Repeat every entry word for word, but leave the images out of your copy.

Listed records:
● ● ● ● ●
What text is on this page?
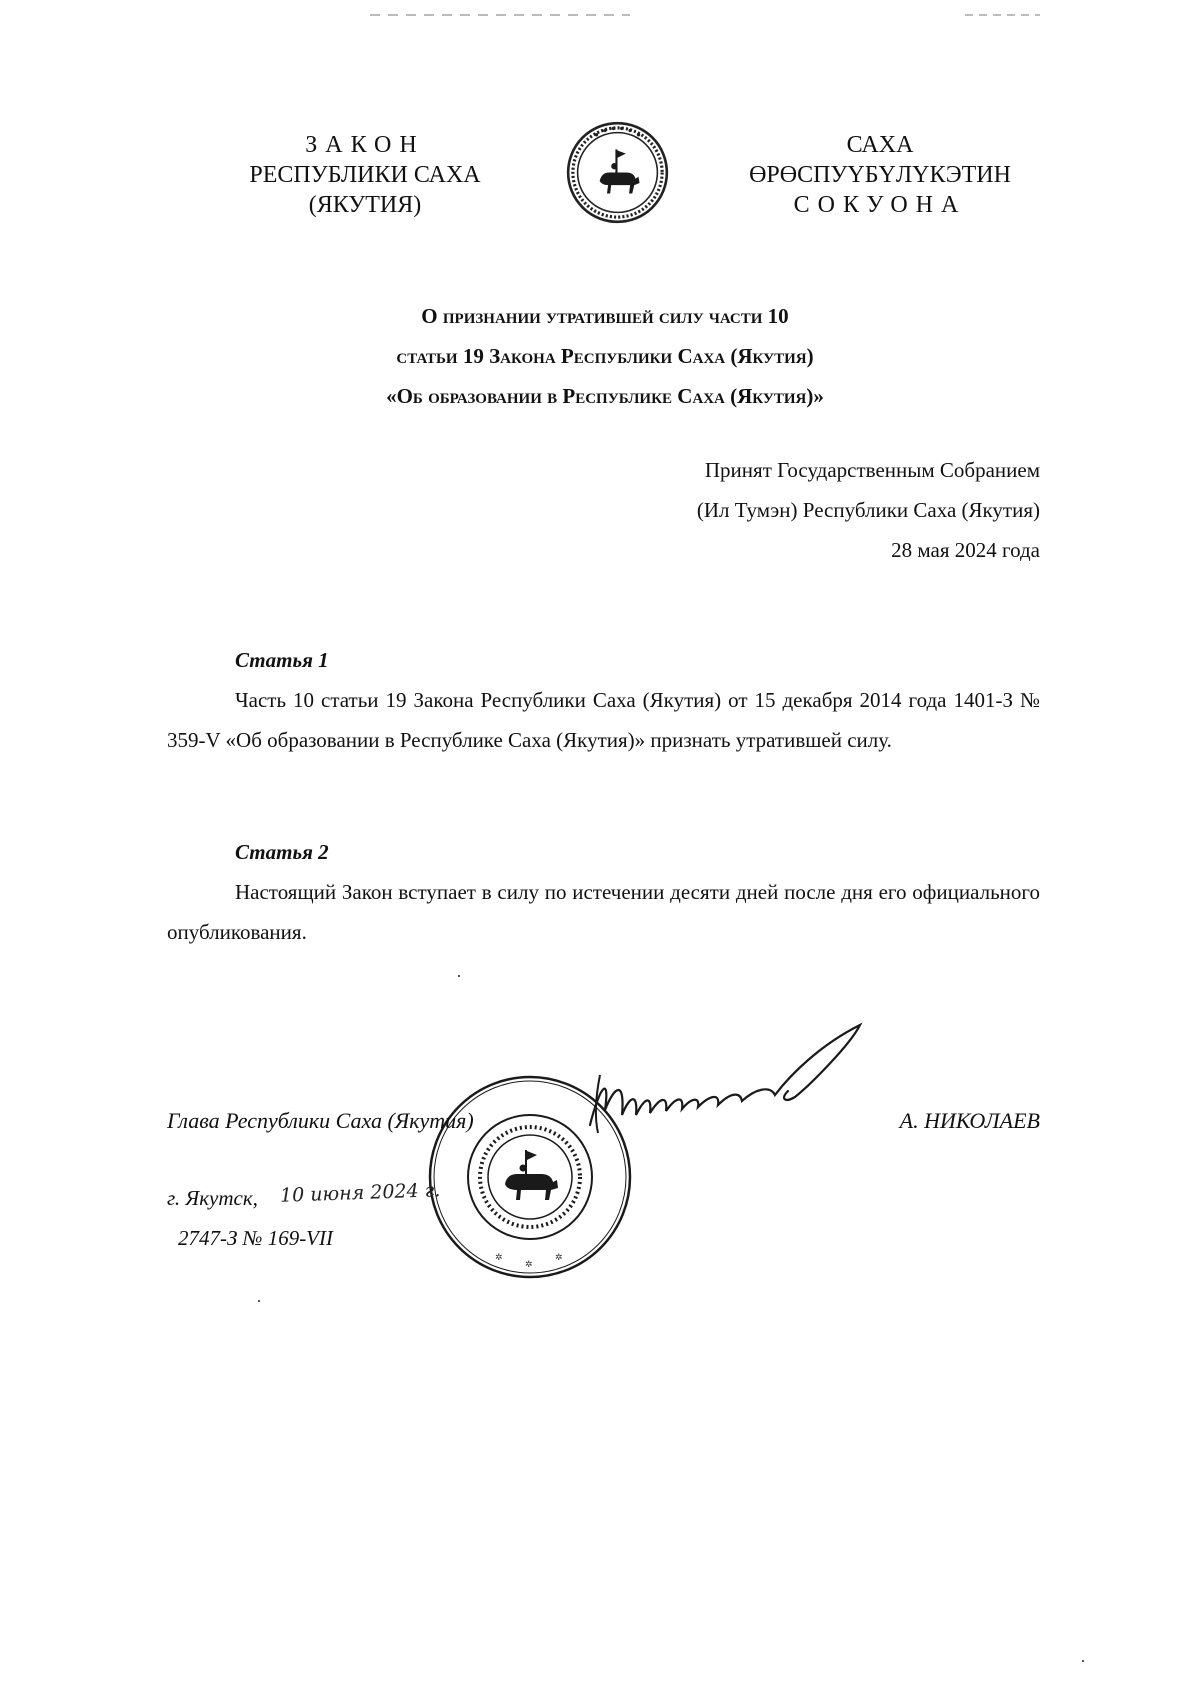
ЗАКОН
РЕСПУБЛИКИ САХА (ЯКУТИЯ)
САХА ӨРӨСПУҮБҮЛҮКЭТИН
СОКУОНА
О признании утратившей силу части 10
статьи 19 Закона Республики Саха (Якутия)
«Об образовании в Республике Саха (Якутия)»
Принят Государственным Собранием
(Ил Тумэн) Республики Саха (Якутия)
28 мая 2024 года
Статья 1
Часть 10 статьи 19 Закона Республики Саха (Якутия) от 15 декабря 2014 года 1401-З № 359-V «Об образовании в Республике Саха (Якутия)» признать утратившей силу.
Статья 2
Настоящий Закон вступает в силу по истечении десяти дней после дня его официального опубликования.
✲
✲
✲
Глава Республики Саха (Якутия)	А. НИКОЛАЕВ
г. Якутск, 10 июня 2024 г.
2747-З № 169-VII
● ● ● ● ●
Answer in full:
What text is on this page?
ЗАКОН
РЕСПУБЛИКИ САХА (ЯКУТИЯ)
САХА ӨРӨСПУҮБҮЛҮКЭТИН
СОКУОНА
О признании утратившей силу части 10
статьи 19 Закона Республики Саха (Якутия)
«Об образовании в Республике Саха (Якутия)»
Принят Государственным Собранием
(Ил Тумэн) Республики Саха (Якутия)
28 мая 2024 года
Статья 1
Часть 10 статьи 19 Закона Республики Саха (Якутия) от 15 декабря 2014 года 1401-З № 359-V «Об образовании в Республике Саха (Якутия)» признать утратившей силу.
Статья 2
Настоящий Закон вступает в силу по истечении десяти дней после дня его официального опубликования.
✲
✲
✲
Глава Республики Саха (Якутия)	А. НИКОЛАЕВ
г. Якутск, 10 июня 2024 г.
2747-З № 169-VII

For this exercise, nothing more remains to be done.